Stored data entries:
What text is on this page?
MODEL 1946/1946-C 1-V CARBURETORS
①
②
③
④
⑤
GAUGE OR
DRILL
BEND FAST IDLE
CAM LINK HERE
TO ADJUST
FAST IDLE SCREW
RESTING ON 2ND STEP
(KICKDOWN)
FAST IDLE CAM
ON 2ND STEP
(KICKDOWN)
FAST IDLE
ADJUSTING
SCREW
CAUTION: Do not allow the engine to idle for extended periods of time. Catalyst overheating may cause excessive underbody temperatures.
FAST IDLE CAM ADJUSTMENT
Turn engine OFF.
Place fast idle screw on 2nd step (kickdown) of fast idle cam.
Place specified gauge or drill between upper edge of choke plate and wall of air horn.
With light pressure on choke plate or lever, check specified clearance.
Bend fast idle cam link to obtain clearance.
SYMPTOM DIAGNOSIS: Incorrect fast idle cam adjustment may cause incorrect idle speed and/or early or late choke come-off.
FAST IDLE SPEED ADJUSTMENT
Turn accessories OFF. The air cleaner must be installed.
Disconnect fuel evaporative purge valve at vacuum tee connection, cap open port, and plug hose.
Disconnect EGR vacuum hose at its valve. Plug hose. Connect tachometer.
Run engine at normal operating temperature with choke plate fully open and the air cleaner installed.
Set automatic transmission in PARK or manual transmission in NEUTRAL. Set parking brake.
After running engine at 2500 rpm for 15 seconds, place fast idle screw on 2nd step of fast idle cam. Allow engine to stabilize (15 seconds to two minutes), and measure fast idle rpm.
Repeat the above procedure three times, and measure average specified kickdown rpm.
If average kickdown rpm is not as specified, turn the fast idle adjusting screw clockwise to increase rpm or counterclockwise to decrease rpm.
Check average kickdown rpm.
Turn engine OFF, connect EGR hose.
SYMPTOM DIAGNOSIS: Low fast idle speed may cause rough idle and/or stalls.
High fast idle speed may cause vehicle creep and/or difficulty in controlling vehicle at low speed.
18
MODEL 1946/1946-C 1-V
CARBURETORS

GIVEN TASK:
Using the material above, report each line where "DIAGNOSIS" occurs.

FULL RESPONSE:
SYMPTOM DIAGNOSIS: Incorrect fast idle cam adjustment may cause incorrect idle speed and/or early or late choke come-off.
SYMPTOM DIAGNOSIS: Low fast idle speed may cause rough idle and/or stalls.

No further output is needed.